[BEGIN Data supplied]
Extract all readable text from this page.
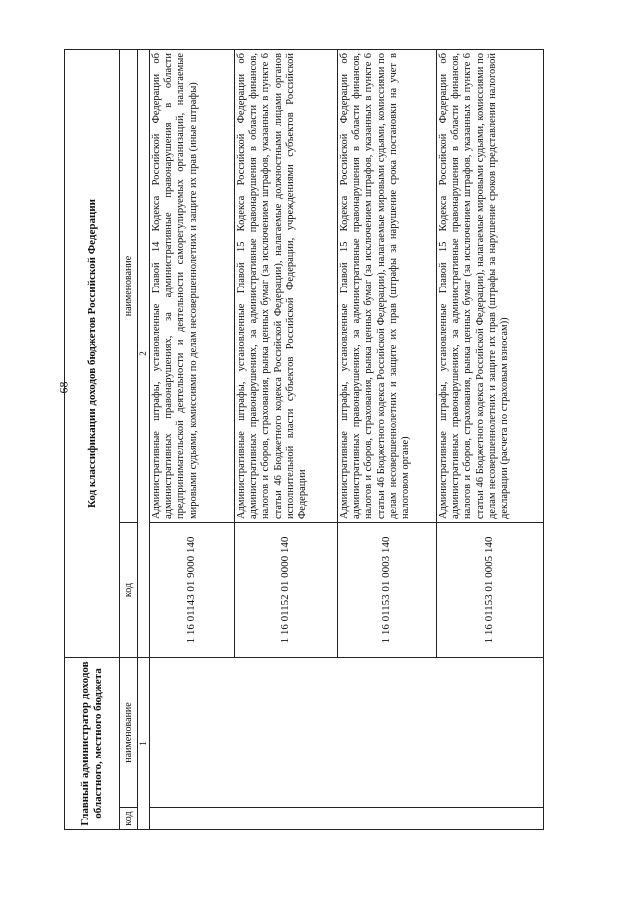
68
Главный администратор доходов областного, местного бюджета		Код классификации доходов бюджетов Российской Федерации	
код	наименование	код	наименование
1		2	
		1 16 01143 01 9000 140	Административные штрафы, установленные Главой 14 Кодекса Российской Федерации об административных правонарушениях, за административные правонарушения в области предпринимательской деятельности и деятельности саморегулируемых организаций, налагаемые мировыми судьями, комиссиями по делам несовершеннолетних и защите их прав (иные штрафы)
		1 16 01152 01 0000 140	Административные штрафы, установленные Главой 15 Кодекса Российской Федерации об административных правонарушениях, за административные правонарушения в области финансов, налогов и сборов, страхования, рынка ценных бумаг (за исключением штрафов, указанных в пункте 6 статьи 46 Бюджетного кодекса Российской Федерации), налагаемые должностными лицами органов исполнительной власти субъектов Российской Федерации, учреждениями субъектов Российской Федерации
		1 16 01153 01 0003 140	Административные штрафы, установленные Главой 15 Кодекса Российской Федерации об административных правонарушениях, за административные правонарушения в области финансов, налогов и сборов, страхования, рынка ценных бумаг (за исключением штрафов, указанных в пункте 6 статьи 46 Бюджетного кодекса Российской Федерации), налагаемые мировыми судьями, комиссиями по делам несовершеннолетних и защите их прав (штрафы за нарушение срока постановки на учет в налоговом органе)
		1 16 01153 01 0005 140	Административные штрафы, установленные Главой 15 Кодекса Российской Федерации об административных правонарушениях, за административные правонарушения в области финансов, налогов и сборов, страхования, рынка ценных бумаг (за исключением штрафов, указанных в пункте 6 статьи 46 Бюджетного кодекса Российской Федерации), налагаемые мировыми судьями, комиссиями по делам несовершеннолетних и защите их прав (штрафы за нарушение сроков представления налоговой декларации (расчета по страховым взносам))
[END Data supplied]
Please write out all of the material above without changing a word, and omit any pictures.

Result:
Extract all readable text from this page.
68
Главный администратор доходов областного, местного бюджета		Код классификации доходов бюджетов Российской Федерации	
код	наименование	код	наименование
1		2	
		1 16 01143 01 9000 140	Административные штрафы, установленные Главой 14 Кодекса Российской Федерации об административных правонарушениях, за административные правонарушения в области предпринимательской деятельности и деятельности саморегулируемых организаций, налагаемые мировыми судьями, комиссиями по делам несовершеннолетних и защите их прав (иные штрафы)
		1 16 01152 01 0000 140	Административные штрафы, установленные Главой 15 Кодекса Российской Федерации об административных правонарушениях, за административные правонарушения в области финансов, налогов и сборов, страхования, рынка ценных бумаг (за исключением штрафов, указанных в пункте 6 статьи 46 Бюджетного кодекса Российской Федерации), налагаемые должностными лицами органов исполнительной власти субъектов Российской Федерации, учреждениями субъектов Российской Федерации
		1 16 01153 01 0003 140	Административные штрафы, установленные Главой 15 Кодекса Российской Федерации об административных правонарушениях, за административные правонарушения в области финансов, налогов и сборов, страхования, рынка ценных бумаг (за исключением штрафов, указанных в пункте 6 статьи 46 Бюджетного кодекса Российской Федерации), налагаемые мировыми судьями, комиссиями по делам несовершеннолетних и защите их прав (штрафы за нарушение срока постановки на учет в налоговом органе)
		1 16 01153 01 0005 140	Административные штрафы, установленные Главой 15 Кодекса Российской Федерации об административных правонарушениях, за административные правонарушения в области финансов, налогов и сборов, страхования, рынка ценных бумаг (за исключением штрафов, указанных в пункте 6 статьи 46 Бюджетного кодекса Российской Федерации), налагаемые мировыми судьями, комиссиями по делам несовершеннолетних и защите их прав (штрафы за нарушение сроков представления налоговой декларации (расчета по страховым взносам))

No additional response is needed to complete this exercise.